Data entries
----

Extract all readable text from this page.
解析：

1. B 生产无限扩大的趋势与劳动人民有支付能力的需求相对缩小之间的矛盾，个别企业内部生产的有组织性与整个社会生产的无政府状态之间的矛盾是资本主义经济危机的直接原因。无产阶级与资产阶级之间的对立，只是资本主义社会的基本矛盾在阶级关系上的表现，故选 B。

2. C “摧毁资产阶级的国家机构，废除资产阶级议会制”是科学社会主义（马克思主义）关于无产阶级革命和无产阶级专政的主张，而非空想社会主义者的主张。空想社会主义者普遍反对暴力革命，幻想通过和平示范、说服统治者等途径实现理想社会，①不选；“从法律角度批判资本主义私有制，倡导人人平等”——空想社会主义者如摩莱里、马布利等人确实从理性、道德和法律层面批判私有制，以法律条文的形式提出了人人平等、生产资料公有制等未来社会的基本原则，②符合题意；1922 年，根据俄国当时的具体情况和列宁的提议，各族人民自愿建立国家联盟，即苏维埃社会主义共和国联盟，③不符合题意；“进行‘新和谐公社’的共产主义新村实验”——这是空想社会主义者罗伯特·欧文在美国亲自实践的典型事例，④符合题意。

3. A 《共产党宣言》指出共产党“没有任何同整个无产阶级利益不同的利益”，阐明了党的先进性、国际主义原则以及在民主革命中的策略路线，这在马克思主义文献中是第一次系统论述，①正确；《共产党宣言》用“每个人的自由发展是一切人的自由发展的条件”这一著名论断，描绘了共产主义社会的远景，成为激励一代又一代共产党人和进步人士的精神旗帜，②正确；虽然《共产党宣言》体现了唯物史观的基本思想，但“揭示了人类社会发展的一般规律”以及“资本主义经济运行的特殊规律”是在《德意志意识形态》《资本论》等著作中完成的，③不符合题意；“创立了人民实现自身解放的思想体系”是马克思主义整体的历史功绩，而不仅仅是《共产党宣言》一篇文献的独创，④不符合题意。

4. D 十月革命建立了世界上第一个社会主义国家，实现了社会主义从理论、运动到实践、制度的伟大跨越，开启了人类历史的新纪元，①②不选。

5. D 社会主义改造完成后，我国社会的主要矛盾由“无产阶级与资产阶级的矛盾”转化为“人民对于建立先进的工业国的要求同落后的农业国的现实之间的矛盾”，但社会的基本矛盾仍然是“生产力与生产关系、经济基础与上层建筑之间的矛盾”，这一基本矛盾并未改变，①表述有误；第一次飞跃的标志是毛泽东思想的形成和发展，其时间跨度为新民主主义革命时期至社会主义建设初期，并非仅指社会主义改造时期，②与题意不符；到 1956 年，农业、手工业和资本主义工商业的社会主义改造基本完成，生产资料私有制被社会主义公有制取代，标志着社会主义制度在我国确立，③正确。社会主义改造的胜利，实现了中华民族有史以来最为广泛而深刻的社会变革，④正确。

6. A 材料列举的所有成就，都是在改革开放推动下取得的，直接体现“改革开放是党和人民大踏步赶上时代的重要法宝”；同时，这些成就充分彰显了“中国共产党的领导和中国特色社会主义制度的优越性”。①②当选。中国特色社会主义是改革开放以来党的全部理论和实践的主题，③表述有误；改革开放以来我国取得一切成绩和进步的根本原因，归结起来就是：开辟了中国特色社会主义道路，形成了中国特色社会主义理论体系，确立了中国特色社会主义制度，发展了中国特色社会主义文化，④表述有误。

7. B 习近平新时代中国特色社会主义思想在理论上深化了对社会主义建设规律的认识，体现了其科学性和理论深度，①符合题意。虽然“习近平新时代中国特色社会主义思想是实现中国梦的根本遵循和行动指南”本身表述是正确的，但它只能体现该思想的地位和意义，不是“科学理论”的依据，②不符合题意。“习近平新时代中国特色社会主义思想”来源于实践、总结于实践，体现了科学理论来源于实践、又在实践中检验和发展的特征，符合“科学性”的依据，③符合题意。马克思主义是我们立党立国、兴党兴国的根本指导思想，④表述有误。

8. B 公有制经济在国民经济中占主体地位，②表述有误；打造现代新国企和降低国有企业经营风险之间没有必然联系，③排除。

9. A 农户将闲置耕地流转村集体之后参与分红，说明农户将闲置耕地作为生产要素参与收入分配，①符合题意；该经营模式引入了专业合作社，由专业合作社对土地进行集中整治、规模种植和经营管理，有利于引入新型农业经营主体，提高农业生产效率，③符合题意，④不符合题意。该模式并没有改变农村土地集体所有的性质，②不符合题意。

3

----

# What to do
Return the listing above in full, character for character.

# Result for this exercise
Extract all readable text from this page.
解析：

1. B 生产无限扩大的趋势与劳动人民有支付能力的需求相对缩小之间的矛盾，个别企业内部生产的有组织性与整个社会生产的无政府状态之间的矛盾是资本主义经济危机的直接原因。无产阶级与资产阶级之间的对立，只是资本主义社会的基本矛盾在阶级关系上的表现，故选 B。

2. C “摧毁资产阶级的国家机构，废除资产阶级议会制”是科学社会主义（马克思主义）关于无产阶级革命和无产阶级专政的主张，而非空想社会主义者的主张。空想社会主义者普遍反对暴力革命，幻想通过和平示范、说服统治者等途径实现理想社会，①不选；“从法律角度批判资本主义私有制，倡导人人平等”——空想社会主义者如摩莱里、马布利等人确实从理性、道德和法律层面批判私有制，以法律条文的形式提出了人人平等、生产资料公有制等未来社会的基本原则，②符合题意；1922 年，根据俄国当时的具体情况和列宁的提议，各族人民自愿建立国家联盟，即苏维埃社会主义共和国联盟，③不符合题意；“进行‘新和谐公社’的共产主义新村实验”——这是空想社会主义者罗伯特·欧文在美国亲自实践的典型事例，④符合题意。

3. A 《共产党宣言》指出共产党“没有任何同整个无产阶级利益不同的利益”，阐明了党的先进性、国际主义原则以及在民主革命中的策略路线，这在马克思主义文献中是第一次系统论述，①正确；《共产党宣言》用“每个人的自由发展是一切人的自由发展的条件”这一著名论断，描绘了共产主义社会的远景，成为激励一代又一代共产党人和进步人士的精神旗帜，②正确；虽然《共产党宣言》体现了唯物史观的基本思想，但“揭示了人类社会发展的一般规律”以及“资本主义经济运行的特殊规律”是在《德意志意识形态》《资本论》等著作中完成的，③不符合题意；“创立了人民实现自身解放的思想体系”是马克思主义整体的历史功绩，而不仅仅是《共产党宣言》一篇文献的独创，④不符合题意。

4. D 十月革命建立了世界上第一个社会主义国家，实现了社会主义从理论、运动到实践、制度的伟大跨越，开启了人类历史的新纪元，①②不选。

5. D 社会主义改造完成后，我国社会的主要矛盾由“无产阶级与资产阶级的矛盾”转化为“人民对于建立先进的工业国的要求同落后的农业国的现实之间的矛盾”，但社会的基本矛盾仍然是“生产力与生产关系、经济基础与上层建筑之间的矛盾”，这一基本矛盾并未改变，①表述有误；第一次飞跃的标志是毛泽东思想的形成和发展，其时间跨度为新民主主义革命时期至社会主义建设初期，并非仅指社会主义改造时期，②与题意不符；到 1956 年，农业、手工业和资本主义工商业的社会主义改造基本完成，生产资料私有制被社会主义公有制取代，标志着社会主义制度在我国确立，③正确。社会主义改造的胜利，实现了中华民族有史以来最为广泛而深刻的社会变革，④正确。

6. A 材料列举的所有成就，都是在改革开放推动下取得的，直接体现“改革开放是党和人民大踏步赶上时代的重要法宝”；同时，这些成就充分彰显了“中国共产党的领导和中国特色社会主义制度的优越性”。①②当选。中国特色社会主义是改革开放以来党的全部理论和实践的主题，③表述有误；改革开放以来我国取得一切成绩和进步的根本原因，归结起来就是：开辟了中国特色社会主义道路，形成了中国特色社会主义理论体系，确立了中国特色社会主义制度，发展了中国特色社会主义文化，④表述有误。

7. B 习近平新时代中国特色社会主义思想在理论上深化了对社会主义建设规律的认识，体现了其科学性和理论深度，①符合题意。虽然“习近平新时代中国特色社会主义思想是实现中国梦的根本遵循和行动指南”本身表述是正确的，但它只能体现该思想的地位和意义，不是“科学理论”的依据，②不符合题意。“习近平新时代中国特色社会主义思想”来源于实践、总结于实践，体现了科学理论来源于实践、又在实践中检验和发展的特征，符合“科学性”的依据，③符合题意。马克思主义是我们立党立国、兴党兴国的根本指导思想，④表述有误。

8. B 公有制经济在国民经济中占主体地位，②表述有误；打造现代新国企和降低国有企业经营风险之间没有必然联系，③排除。

9. A 农户将闲置耕地流转村集体之后参与分红，说明农户将闲置耕地作为生产要素参与收入分配，①符合题意；该经营模式引入了专业合作社，由专业合作社对土地进行集中整治、规模种植和经营管理，有利于引入新型农业经营主体，提高农业生产效率，③符合题意，④不符合题意。该模式并没有改变农村土地集体所有的性质，②不符合题意。

3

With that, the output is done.